STATED GOAL -> Gather up every line that includes the string "admin".

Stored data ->
*****

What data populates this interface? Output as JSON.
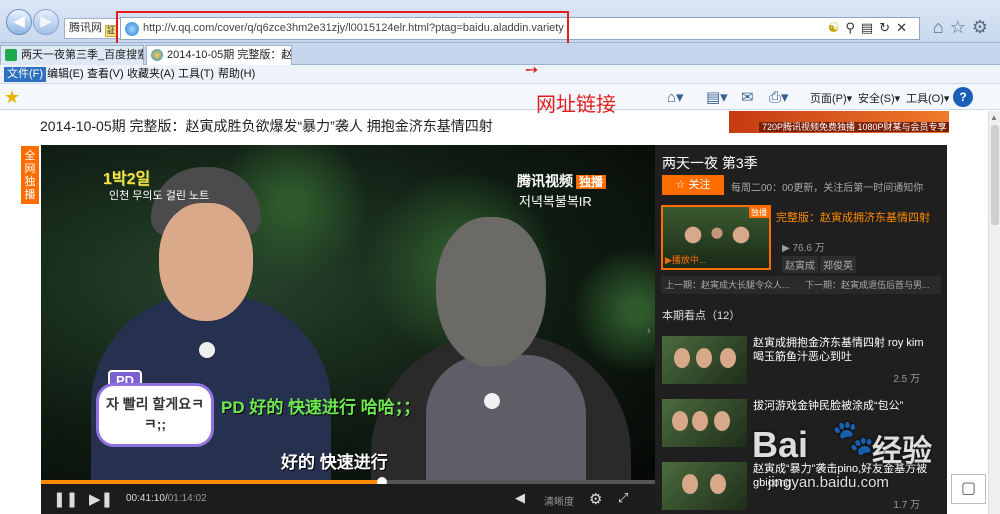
{
  "browser": {
    "site_id": "腾讯网",
    "cert_label": "証",
    "url": "http://v.qq.com/cover/q/q6zce3hm2e31zjy/l0015124elr.html?ptag=baidu.aladdin.variety",
    "tabs": [
      {
        "label": "两天一夜第三季_百度搜索"
      },
      {
        "label": "2014-10-05期 完整版：赵..."
      }
    ],
    "menu": [
      "文件(F)",
      "编辑(E)",
      "查看(V)",
      "收藏夹(A)",
      "工具(T)",
      "帮助(H)"
    ],
    "command_bar": {
      "page": "页面(P)",
      "safety": "安全(S)",
      "tools": "工具(O)"
    },
    "annotation_label": "网址链接"
  },
  "page": {
    "title": "2014-10-05期 完整版：赵寅成胜负欲爆发“暴力”袭人 拥抱金济东基情四射",
    "ad_text": "720P腾讯视频免费独播 1080P财某与会员专享",
    "exclusive_badge": "全网独播"
  },
  "video": {
    "watermark_kr": "1박2일",
    "watermark_kr2": "인천 무의도 걸린 노트",
    "tx_logo": "腾讯视频",
    "tx_exclusive": "独播",
    "tx_sub": "저녁복불복IR",
    "pd_tag": "PD",
    "speech_text": "자 빨리 할게요ㅋㅋ;;",
    "subtitle_pd": "PD 好的 快速进行 哈哈；；",
    "subtitle_main": "好的 快速进行",
    "current_time": "00:41:10",
    "duration": "01:14:02",
    "progress": 0.556,
    "quality_label": "清晰度"
  },
  "side": {
    "show_title": "两天一夜 第3季",
    "follow_label": "关注",
    "schedule": "每周二00：00更新，关注后第一时间通知你",
    "current": {
      "exclusive": "独播",
      "playing": "播放中...",
      "title": "完整版：赵寅成拥济东基情四射",
      "views": "76.6 万",
      "tags": [
        "赵寅成",
        "郑俊英"
      ]
    },
    "prev": "上一期：赵寅成大长腿令众人...",
    "next": "下一期：赵寅成退伍后首与男...",
    "rec_header": "本期看点（12）",
    "recs": [
      {
        "title": "赵寅成拥抱金济东基情四射 roy kim喝玉筋鱼汁恶心到吐",
        "views": "2.5 万"
      },
      {
        "title": "拔河游戏金钟民脸被涂成“包公”",
        "views": ""
      },
      {
        "title": "赵寅成“暴力”袭击pino,好友金基方被gbicong",
        "views": "1.7 万"
      }
    ]
  },
  "watermark": {
    "brand": "Bai",
    "paw": "🐾",
    "brand2": "经验",
    "domain": "jingyan.baidu.com"
  }
}
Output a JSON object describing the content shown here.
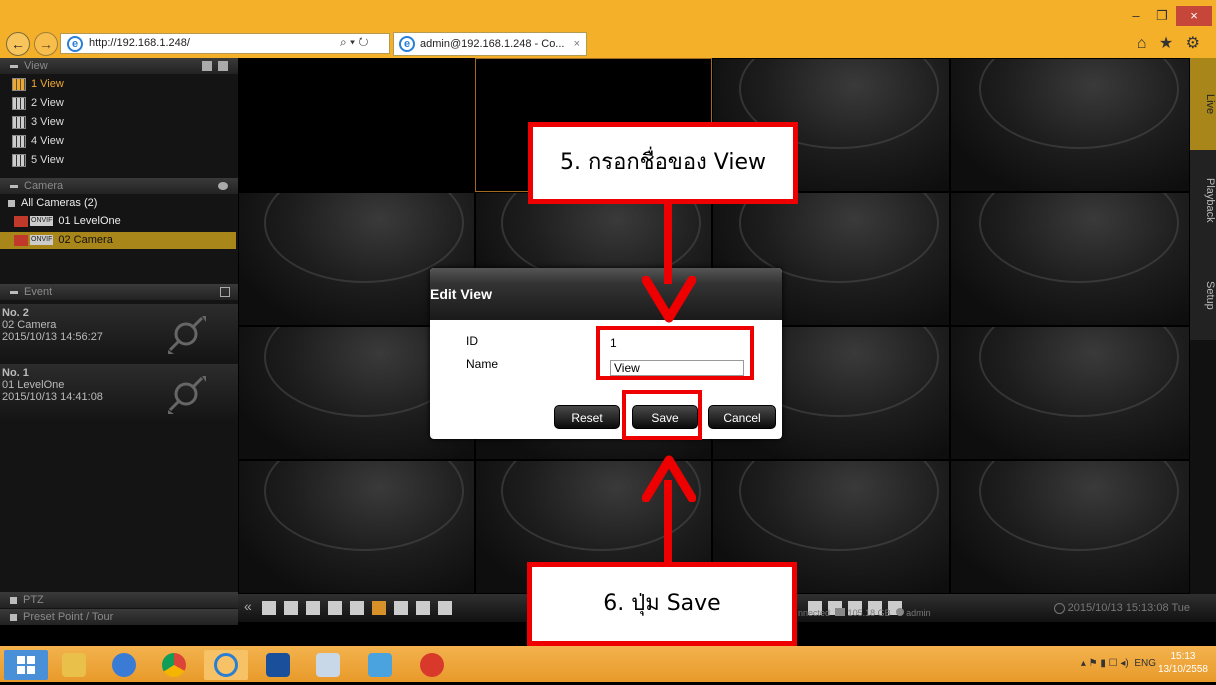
{
  "browser": {
    "url": "http://192.168.1.248/",
    "addr_controls": "⌕ ▾ ↻",
    "tab_title": "admin@192.168.1.248 - Co...",
    "tab_close": "×",
    "win_min": "–",
    "win_max": "❐",
    "win_close": "×",
    "right_icons": "⌂ ★ ⚙"
  },
  "sidebar": {
    "view_header": "View",
    "views": [
      "1 View",
      "2 View",
      "3 View",
      "4 View",
      "5 View"
    ],
    "camera_header": "Camera",
    "all_cameras": "All Cameras (2)",
    "cameras": [
      {
        "rec": "REC",
        "onvif": "ONVIF",
        "label": "01  LevelOne"
      },
      {
        "rec": "REC",
        "onvif": "ONVIF",
        "label": "02  Camera"
      }
    ],
    "event_header": "Event",
    "events": [
      {
        "no": "No. 2",
        "camera": "02 Camera",
        "time": "2015/10/13 14:56:27"
      },
      {
        "no": "No. 1",
        "camera": "01 LevelOne",
        "time": "2015/10/13 14:41:08"
      }
    ],
    "ptz_header": "PTZ",
    "preset_header": "Preset Point / Tour"
  },
  "right_tabs": [
    "Live",
    "Playback",
    "Setup"
  ],
  "toolbar": {
    "collapse": "«",
    "status_connected": "nnected",
    "storage": "105.18 GB",
    "user": "admin",
    "datetime": "2015/10/13 15:13:08 Tue"
  },
  "dialog": {
    "title": "Edit View",
    "id_label": "ID",
    "id_value": "1",
    "name_label": "Name",
    "name_value": "View",
    "reset": "Reset",
    "save": "Save",
    "cancel": "Cancel"
  },
  "annotations": {
    "callout_top": "5. กรอกชื่อของ View",
    "callout_bottom": "6. ปุ่ม Save"
  },
  "taskbar": {
    "tray_lang": "ENG",
    "clock_time": "15:13",
    "clock_date": "13/10/2558"
  },
  "colors": {
    "accent": "#f0a830",
    "annotation_red": "#e00000",
    "browser_chrome": "#f5b02a"
  }
}
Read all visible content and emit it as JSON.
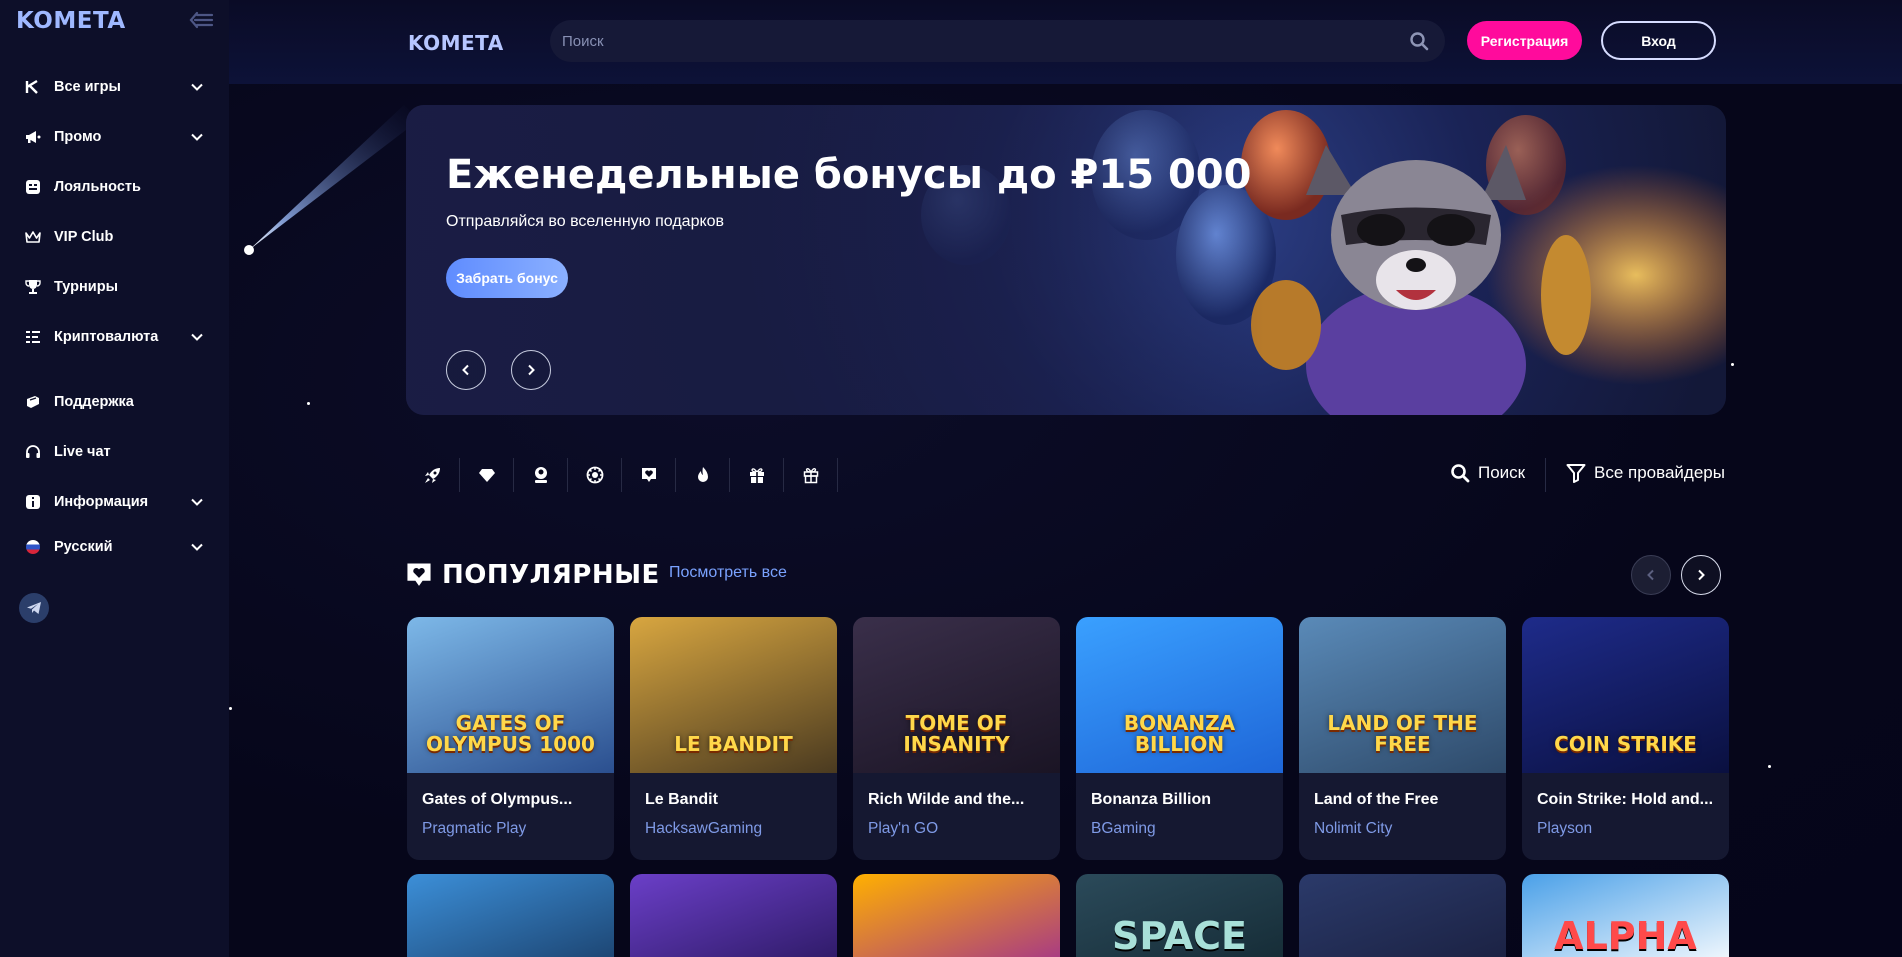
{
  "sidebar": {
    "logo": "KOMETA",
    "items": [
      {
        "label": "Все игры",
        "icon": "kometa-k-icon",
        "expandable": true
      },
      {
        "label": "Промо",
        "icon": "megaphone-icon",
        "expandable": true
      },
      {
        "label": "Лояльность",
        "icon": "loyalty-card-icon",
        "expandable": false
      },
      {
        "label": "VIP Club",
        "icon": "crown-icon",
        "expandable": false
      },
      {
        "label": "Турниры",
        "icon": "trophy-icon",
        "expandable": false
      },
      {
        "label": "Криптовалюта",
        "icon": "crypto-icon",
        "expandable": true
      },
      {
        "label": "Поддержка",
        "icon": "support-icon",
        "expandable": false
      },
      {
        "label": "Live чат",
        "icon": "headset-icon",
        "expandable": false
      },
      {
        "label": "Информация",
        "icon": "info-icon",
        "expandable": true
      },
      {
        "label": "Русский",
        "icon": "russia-flag-icon",
        "expandable": true
      }
    ],
    "telegram_icon": "telegram-icon"
  },
  "header": {
    "logo": "KOMETA",
    "search_placeholder": "Поиск",
    "register_label": "Регистрация",
    "login_label": "Вход"
  },
  "banner": {
    "title": "Еженедельные бонусы до ₽15 000",
    "subtitle": "Отправляйся во вселенную подарков",
    "button_label": "Забрать бонус"
  },
  "categories": [
    {
      "icon": "rocket-icon"
    },
    {
      "icon": "diamond-icon"
    },
    {
      "icon": "live-dealer-icon"
    },
    {
      "icon": "roulette-icon"
    },
    {
      "icon": "heart-badge-icon"
    },
    {
      "icon": "fire-icon"
    },
    {
      "icon": "gift-box-icon"
    },
    {
      "icon": "gift-icon"
    }
  ],
  "filters": {
    "search_label": "Поиск",
    "providers_label": "Все провайдеры"
  },
  "popular": {
    "title": "ПОПУЛЯРНЫЕ",
    "see_all": "Посмотреть все",
    "games": [
      {
        "name": "Gates of Olympus...",
        "provider": "Pragmatic Play",
        "art_text": "GATES OF OLYMPUS 1000",
        "colors": [
          "#7db8e8",
          "#2b4f8f"
        ]
      },
      {
        "name": "Le Bandit",
        "provider": "HacksawGaming",
        "art_text": "LE BANDIT",
        "colors": [
          "#d8a640",
          "#4a3a20"
        ]
      },
      {
        "name": "Rich Wilde and the...",
        "provider": "Play'n GO",
        "art_text": "TOME OF INSANITY",
        "colors": [
          "#3a2f4a",
          "#1a1424"
        ]
      },
      {
        "name": "Bonanza Billion",
        "provider": "BGaming",
        "art_text": "BONANZA BILLION",
        "colors": [
          "#3aa0ff",
          "#1e66d8"
        ]
      },
      {
        "name": "Land of the Free",
        "provider": "Nolimit City",
        "art_text": "LAND OF THE FREE",
        "colors": [
          "#5a8ab8",
          "#2e4a6a"
        ]
      },
      {
        "name": "Coin Strike: Hold and...",
        "provider": "Playson",
        "art_text": "COIN STRIKE",
        "colors": [
          "#1e2b8a",
          "#0a1040"
        ]
      }
    ],
    "second_row": [
      {
        "colors": [
          "#3c8fd8",
          "#1a3f6a"
        ]
      },
      {
        "colors": [
          "#6b3fc8",
          "#2a1860"
        ]
      },
      {
        "colors": [
          "#ffb000",
          "#a03090"
        ]
      },
      {
        "colors": [
          "#2b4a5a",
          "#142a34"
        ],
        "art_text": "SPACE"
      },
      {
        "colors": [
          "#2b3a6a",
          "#1a2040"
        ]
      },
      {
        "colors": [
          "#4aa0e8",
          "#ffffff"
        ],
        "art_text": "ALPHA"
      }
    ]
  },
  "chat_icon": "chat-bubble-icon"
}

*****

FINISHED EXERCISE ->
    "tab_title": "admin@192.168.1.248 - Co...",
    "user": "admin",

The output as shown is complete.